What is asked: Sort through the data and copy the lines holding the word "drawn".

Material supplied:
============================================================

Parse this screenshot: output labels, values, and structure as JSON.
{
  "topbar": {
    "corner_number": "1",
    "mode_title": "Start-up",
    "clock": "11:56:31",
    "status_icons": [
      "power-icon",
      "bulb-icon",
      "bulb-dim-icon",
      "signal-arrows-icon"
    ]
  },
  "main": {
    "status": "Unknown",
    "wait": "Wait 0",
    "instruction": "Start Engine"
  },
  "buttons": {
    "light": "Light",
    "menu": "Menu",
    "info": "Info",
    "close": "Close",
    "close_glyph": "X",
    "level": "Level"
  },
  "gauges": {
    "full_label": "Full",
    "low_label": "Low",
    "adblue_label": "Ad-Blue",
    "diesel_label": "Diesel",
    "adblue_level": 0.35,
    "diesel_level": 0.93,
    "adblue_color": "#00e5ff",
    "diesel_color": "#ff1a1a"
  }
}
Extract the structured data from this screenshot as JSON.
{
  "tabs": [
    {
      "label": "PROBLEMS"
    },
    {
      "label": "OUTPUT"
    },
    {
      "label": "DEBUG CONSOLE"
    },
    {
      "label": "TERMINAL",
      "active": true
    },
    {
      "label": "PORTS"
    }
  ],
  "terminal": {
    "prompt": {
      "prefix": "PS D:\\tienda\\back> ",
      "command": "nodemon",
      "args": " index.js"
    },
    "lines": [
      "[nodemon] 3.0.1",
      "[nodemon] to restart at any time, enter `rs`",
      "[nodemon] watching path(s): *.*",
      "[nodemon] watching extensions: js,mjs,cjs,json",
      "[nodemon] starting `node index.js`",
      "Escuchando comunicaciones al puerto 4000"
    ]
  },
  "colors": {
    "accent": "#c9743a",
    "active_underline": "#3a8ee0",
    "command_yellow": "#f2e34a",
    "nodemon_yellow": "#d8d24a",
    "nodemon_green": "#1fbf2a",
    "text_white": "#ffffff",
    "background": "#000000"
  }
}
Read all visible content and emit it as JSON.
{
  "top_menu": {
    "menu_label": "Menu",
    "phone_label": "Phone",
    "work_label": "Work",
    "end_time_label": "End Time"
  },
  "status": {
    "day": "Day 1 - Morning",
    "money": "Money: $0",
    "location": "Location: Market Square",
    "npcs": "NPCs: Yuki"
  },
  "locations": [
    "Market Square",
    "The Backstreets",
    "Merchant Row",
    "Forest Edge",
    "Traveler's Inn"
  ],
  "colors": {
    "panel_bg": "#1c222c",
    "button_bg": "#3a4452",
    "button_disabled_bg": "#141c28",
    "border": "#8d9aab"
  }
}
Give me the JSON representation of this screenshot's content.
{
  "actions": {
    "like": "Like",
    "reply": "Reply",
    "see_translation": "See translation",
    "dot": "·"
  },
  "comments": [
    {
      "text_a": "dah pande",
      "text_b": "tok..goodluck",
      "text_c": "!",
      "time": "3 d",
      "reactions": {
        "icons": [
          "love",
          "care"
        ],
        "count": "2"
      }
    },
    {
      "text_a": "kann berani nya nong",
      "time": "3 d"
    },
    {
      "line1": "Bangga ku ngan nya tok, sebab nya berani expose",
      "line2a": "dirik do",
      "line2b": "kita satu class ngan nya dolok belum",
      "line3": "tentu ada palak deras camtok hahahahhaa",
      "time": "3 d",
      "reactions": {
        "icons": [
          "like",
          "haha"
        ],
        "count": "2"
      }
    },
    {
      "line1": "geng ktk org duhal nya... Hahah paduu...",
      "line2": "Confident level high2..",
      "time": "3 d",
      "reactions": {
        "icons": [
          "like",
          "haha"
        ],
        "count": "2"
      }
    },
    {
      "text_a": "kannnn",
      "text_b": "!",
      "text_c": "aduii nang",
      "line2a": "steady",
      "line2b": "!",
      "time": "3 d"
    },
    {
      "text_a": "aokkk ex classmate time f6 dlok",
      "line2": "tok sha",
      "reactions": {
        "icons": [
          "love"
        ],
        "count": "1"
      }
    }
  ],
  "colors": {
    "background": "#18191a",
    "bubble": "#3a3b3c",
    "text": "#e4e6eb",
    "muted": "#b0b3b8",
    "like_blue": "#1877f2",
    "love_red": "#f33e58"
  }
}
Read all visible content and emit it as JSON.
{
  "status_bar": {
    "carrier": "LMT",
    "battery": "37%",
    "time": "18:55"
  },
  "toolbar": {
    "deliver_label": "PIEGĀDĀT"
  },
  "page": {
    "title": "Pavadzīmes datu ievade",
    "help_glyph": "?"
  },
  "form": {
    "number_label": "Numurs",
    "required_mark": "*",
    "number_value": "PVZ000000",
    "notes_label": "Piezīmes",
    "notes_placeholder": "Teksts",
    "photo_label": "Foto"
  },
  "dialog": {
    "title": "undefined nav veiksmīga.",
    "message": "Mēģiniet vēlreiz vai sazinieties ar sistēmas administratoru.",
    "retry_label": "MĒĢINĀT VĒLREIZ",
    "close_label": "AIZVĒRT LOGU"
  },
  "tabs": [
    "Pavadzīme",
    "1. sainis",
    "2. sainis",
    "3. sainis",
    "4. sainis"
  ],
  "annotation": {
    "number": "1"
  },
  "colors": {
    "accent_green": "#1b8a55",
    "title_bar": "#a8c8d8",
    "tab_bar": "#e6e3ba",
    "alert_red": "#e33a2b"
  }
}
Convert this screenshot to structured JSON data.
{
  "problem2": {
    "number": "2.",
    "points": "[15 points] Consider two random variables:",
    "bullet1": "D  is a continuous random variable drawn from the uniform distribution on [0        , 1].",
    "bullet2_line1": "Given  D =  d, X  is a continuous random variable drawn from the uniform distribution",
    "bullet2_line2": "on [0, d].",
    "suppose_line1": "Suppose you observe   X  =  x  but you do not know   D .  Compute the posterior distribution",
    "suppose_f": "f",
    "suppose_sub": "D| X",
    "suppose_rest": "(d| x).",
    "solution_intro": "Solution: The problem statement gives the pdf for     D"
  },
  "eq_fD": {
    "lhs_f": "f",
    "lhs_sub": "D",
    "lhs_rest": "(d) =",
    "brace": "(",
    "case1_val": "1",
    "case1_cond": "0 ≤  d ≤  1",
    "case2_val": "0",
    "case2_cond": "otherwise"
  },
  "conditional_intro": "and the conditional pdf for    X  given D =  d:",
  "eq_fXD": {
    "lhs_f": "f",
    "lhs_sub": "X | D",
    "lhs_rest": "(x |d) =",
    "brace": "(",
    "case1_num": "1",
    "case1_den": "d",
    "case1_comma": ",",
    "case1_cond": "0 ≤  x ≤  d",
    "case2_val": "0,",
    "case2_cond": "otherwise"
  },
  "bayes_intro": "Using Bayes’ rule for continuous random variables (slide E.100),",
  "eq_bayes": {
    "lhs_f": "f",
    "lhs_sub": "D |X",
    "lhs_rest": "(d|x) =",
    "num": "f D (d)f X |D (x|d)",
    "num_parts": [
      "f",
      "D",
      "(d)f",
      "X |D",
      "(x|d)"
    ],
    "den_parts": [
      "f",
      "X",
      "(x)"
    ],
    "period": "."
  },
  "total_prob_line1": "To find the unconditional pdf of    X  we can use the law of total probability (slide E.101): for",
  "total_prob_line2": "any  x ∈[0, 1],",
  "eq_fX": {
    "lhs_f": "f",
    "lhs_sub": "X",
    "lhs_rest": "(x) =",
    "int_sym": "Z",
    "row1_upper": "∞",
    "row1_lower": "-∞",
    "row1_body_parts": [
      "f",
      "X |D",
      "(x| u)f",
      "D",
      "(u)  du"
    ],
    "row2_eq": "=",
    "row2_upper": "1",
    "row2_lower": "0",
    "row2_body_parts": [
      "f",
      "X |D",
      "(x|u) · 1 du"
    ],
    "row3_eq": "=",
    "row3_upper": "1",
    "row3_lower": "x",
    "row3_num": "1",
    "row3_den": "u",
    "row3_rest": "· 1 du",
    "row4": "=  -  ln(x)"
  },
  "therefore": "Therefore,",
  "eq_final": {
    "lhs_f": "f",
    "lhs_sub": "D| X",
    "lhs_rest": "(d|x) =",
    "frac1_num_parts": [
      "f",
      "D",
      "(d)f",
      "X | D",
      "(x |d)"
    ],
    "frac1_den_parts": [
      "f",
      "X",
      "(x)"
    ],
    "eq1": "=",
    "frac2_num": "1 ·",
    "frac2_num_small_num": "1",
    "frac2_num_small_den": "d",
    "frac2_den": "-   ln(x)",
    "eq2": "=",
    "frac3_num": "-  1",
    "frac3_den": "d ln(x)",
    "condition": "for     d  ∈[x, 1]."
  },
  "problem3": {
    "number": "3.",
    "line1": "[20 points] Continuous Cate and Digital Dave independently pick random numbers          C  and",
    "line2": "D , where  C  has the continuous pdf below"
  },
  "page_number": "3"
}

============================================================

Finished answer:
    "bullet1": "D  is a continuous random variable drawn from the uniform distribution on [0        , 1].",
    "bullet2_line1": "Given  D =  d, X  is a continuous random variable drawn from the uniform distribution",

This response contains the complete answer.